» **REQUEST**
Carry none of the pictures over; set down the material below exactly.
>> Begin EXERCISE INPUTS
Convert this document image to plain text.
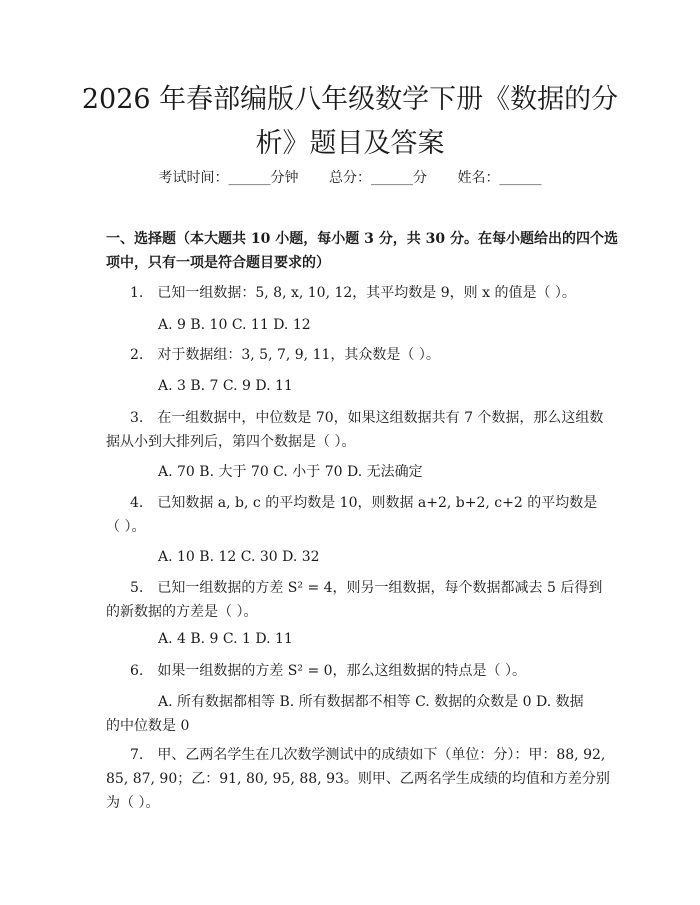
2026 年春部编版八年级数学下册《数据的分
析》题目及答案
考试时间：______分钟 总分：______分 姓名：______

一、选择题（本大题共 10 小题，每小题 3 分，共 30 分。在每小题给出的四个选
项中，只有一项是符合题目要求的）

1.　已知一组数据：5, 8, x, 10, 12，其平均数是 9，则 x 的值是（ ）。
A. 9 B. 10 C. 11 D. 12
2.　对于数据组：3, 5, 7, 9, 11，其众数是（ ）。
A. 3 B. 7 C. 9 D. 11
3.　在一组数据中，中位数是 70，如果这组数据共有 7 个数据，那么这组数
据从小到大排列后，第四个数据是（ ）。
A. 70 B. 大于 70 C. 小于 70 D. 无法确定
4.　已知数据 a, b, c 的平均数是 10，则数据 a+2, b+2, c+2 的平均数是
（ ）。
A. 10 B. 12 C. 30 D. 32
5.　已知一组数据的方差 S² = 4，则另一组数据，每个数据都减去 5 后得到
的新数据的方差是（ ）。
A. 4 B. 9 C. 1 D. 11
6.　如果一组数据的方差 S² = 0，那么这组数据的特点是（ ）。
A. 所有数据都相等 B. 所有数据都不相等 C. 数据的众数是 0 D. 数据
的中位数是 0
7.　甲、乙两名学生在几次数学测试中的成绩如下（单位：分）：甲：88, 92,
85, 87, 90；乙：91, 80, 95, 88, 93。则甲、乙两名学生成绩的均值和方差分别
为（ ）。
>> End EXERCISE INPUTS
» **THE OUTPUT**
Convert this document image to plain text.
2026 年春部编版八年级数学下册《数据的分
析》题目及答案
考试时间：______分钟 总分：______分 姓名：______

一、选择题（本大题共 10 小题，每小题 3 分，共 30 分。在每小题给出的四个选
项中，只有一项是符合题目要求的）

1.　已知一组数据：5, 8, x, 10, 12，其平均数是 9，则 x 的值是（ ）。
A. 9 B. 10 C. 11 D. 12
2.　对于数据组：3, 5, 7, 9, 11，其众数是（ ）。
A. 3 B. 7 C. 9 D. 11
3.　在一组数据中，中位数是 70，如果这组数据共有 7 个数据，那么这组数
据从小到大排列后，第四个数据是（ ）。
A. 70 B. 大于 70 C. 小于 70 D. 无法确定
4.　已知数据 a, b, c 的平均数是 10，则数据 a+2, b+2, c+2 的平均数是
（ ）。
A. 10 B. 12 C. 30 D. 32
5.　已知一组数据的方差 S² = 4，则另一组数据，每个数据都减去 5 后得到
的新数据的方差是（ ）。
A. 4 B. 9 C. 1 D. 11
6.　如果一组数据的方差 S² = 0，那么这组数据的特点是（ ）。
A. 所有数据都相等 B. 所有数据都不相等 C. 数据的众数是 0 D. 数据
的中位数是 0
7.　甲、乙两名学生在几次数学测试中的成绩如下（单位：分）：甲：88, 92,
85, 87, 90；乙：91, 80, 95, 88, 93。则甲、乙两名学生成绩的均值和方差分别
为（ ）。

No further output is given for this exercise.